» **What is being asked**
Copy the lines from the one that contains "scan-cell xyxy=(756,617,769,626)" through the one that contains "x-axis-label: m.s-1 xyxy=(536,685,577,709)", inclusive, from the entries below.

» **Records for the task**
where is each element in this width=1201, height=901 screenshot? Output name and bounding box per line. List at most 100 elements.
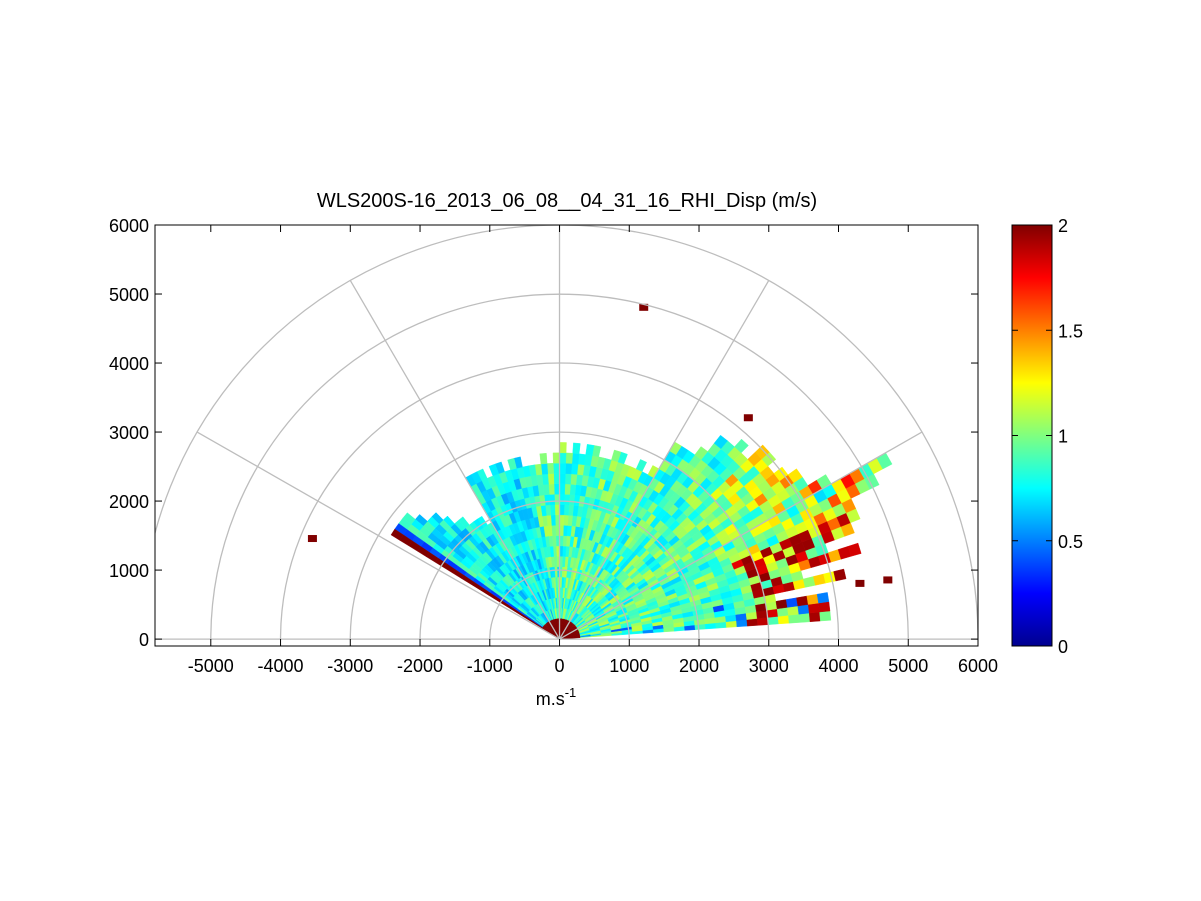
scan-cell xyxy=(756,617,769,626)
scan-cell xyxy=(819,610,832,622)
scan-cell xyxy=(562,525,568,537)
scan-cell xyxy=(549,494,556,506)
colorbar-ticks: 0 0.5 1 1.5 2 xyxy=(1012,216,1083,657)
isolated-point xyxy=(883,576,893,584)
scan-cell xyxy=(507,458,517,471)
radial-spoke xyxy=(559,431,923,640)
scan-cell xyxy=(553,483,560,495)
scan-cell xyxy=(796,595,809,607)
x-axis-label: m.s-1 xyxy=(536,685,577,709)
colorbar-tick-label: 0.5 xyxy=(1058,532,1083,552)
colorbar-tick-label: 1 xyxy=(1058,427,1068,447)
x-tick-label: 5000 xyxy=(888,656,928,676)
scan-cell xyxy=(565,462,573,475)
y-tick-label: 0 xyxy=(139,630,149,650)
chart-title: WLS200S-16_2013_06_08__04_31_16_RHI_Disp… xyxy=(317,190,817,212)
scan-cell xyxy=(553,462,560,474)
scan-cell xyxy=(577,453,586,466)
x-tick-label: -1000 xyxy=(467,656,513,676)
x-tick-label: 6000 xyxy=(958,656,998,676)
colorbar-tick-label: 2 xyxy=(1058,216,1068,236)
scan-cell xyxy=(548,483,555,495)
x-tick-label: -5000 xyxy=(188,656,234,676)
x-tick-label: 4000 xyxy=(818,656,858,676)
scan-cell xyxy=(554,504,560,516)
x-axis-label-base: m.s xyxy=(536,689,565,709)
scan-cell xyxy=(559,504,565,516)
scan-cell xyxy=(807,602,820,614)
y-tick-label: 3000 xyxy=(109,423,149,443)
scan-cell xyxy=(798,612,811,623)
scan-cell xyxy=(833,568,847,582)
y-tick-label: 1000 xyxy=(109,561,149,581)
y-tick-label: 4000 xyxy=(109,354,149,374)
scan-cell xyxy=(569,483,577,496)
scan-cell xyxy=(488,463,499,477)
scan-cell xyxy=(563,514,569,526)
scan-cell xyxy=(563,504,570,516)
scan-cell xyxy=(568,494,576,506)
colorbar-tick-label: 1.5 xyxy=(1058,321,1083,341)
isolated-point xyxy=(639,303,649,311)
y-axis: 0 1000 2000 3000 4000 5000 6000 xyxy=(109,216,978,650)
scan-data-layer xyxy=(307,303,893,640)
x-tick-label: 0 xyxy=(555,656,565,676)
scan-cell xyxy=(787,468,803,484)
x-tick-label: 3000 xyxy=(749,656,789,676)
scan-cell xyxy=(777,615,790,625)
y-tick-label: 6000 xyxy=(109,216,149,236)
scan-cell xyxy=(564,483,571,495)
scan-cell xyxy=(564,473,572,485)
scan-cell xyxy=(787,605,800,616)
scan-cell xyxy=(816,592,830,604)
scan-cell xyxy=(734,438,749,454)
scan-cell xyxy=(559,473,566,485)
scan-cell xyxy=(788,613,800,624)
scan-cell xyxy=(390,528,404,541)
scan-cell xyxy=(635,459,647,472)
scan-cell xyxy=(547,473,555,485)
x-tick-label: -3000 xyxy=(327,656,373,676)
radial-spoke xyxy=(349,280,561,640)
isolated-point xyxy=(307,535,317,543)
scan-cell xyxy=(570,463,579,475)
scan-cell xyxy=(568,504,574,516)
scan-cell xyxy=(585,444,595,456)
scan-cell xyxy=(847,542,862,557)
scan-cell xyxy=(559,462,566,474)
isolated-point xyxy=(743,414,753,422)
scan-cell xyxy=(570,473,578,485)
scan-cell xyxy=(554,493,560,505)
radial-spoke xyxy=(196,431,560,640)
x-axis: -5000 -4000 -3000 -2000 -1000 0 1000 2000 3000 40… xyxy=(188,225,998,676)
scan-cell xyxy=(561,556,566,568)
x-tick-label: -2000 xyxy=(397,656,443,676)
scan-cell xyxy=(539,452,548,465)
isolated-point xyxy=(855,579,865,587)
scan-cell xyxy=(559,493,565,505)
scan-cell xyxy=(775,599,788,610)
scan-cell xyxy=(818,601,831,613)
scan-cell xyxy=(808,611,821,623)
scan-cell xyxy=(553,473,560,485)
scan-cell xyxy=(565,452,573,464)
x-axis-label-exponent: -1 xyxy=(565,685,577,700)
scan-cell xyxy=(713,434,728,450)
y-tick-label: 5000 xyxy=(109,285,149,305)
scan-cell xyxy=(546,462,554,475)
scan-cell xyxy=(552,452,560,464)
scan-cell xyxy=(572,442,581,455)
scan-cell xyxy=(806,593,819,605)
radial-spoke xyxy=(558,280,770,640)
scan-cell xyxy=(564,494,570,506)
x-tick-label: -4000 xyxy=(258,656,304,676)
scan-cell xyxy=(554,514,560,526)
scan-cell xyxy=(694,446,708,460)
scan-cell xyxy=(611,449,622,463)
colorbar-tick-label: 0 xyxy=(1058,637,1068,657)
scan-cell xyxy=(559,483,566,495)
scan-cell xyxy=(562,535,568,547)
y-tick-label: 2000 xyxy=(109,492,149,512)
scan-cell xyxy=(562,545,567,557)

» **Solution for this exercise**
scan-cell xyxy=(756,617,769,626)
scan-cell xyxy=(819,610,832,622)
scan-cell xyxy=(562,525,568,537)
scan-cell xyxy=(549,494,556,506)
colorbar-ticks: 0 0.5 1 1.5 2 xyxy=(1012,216,1083,657)
isolated-point xyxy=(883,576,893,584)
scan-cell xyxy=(507,458,517,471)
radial-spoke xyxy=(559,431,923,640)
scan-cell xyxy=(553,483,560,495)
scan-cell xyxy=(796,595,809,607)
x-axis-label: m.s-1 xyxy=(536,685,577,709)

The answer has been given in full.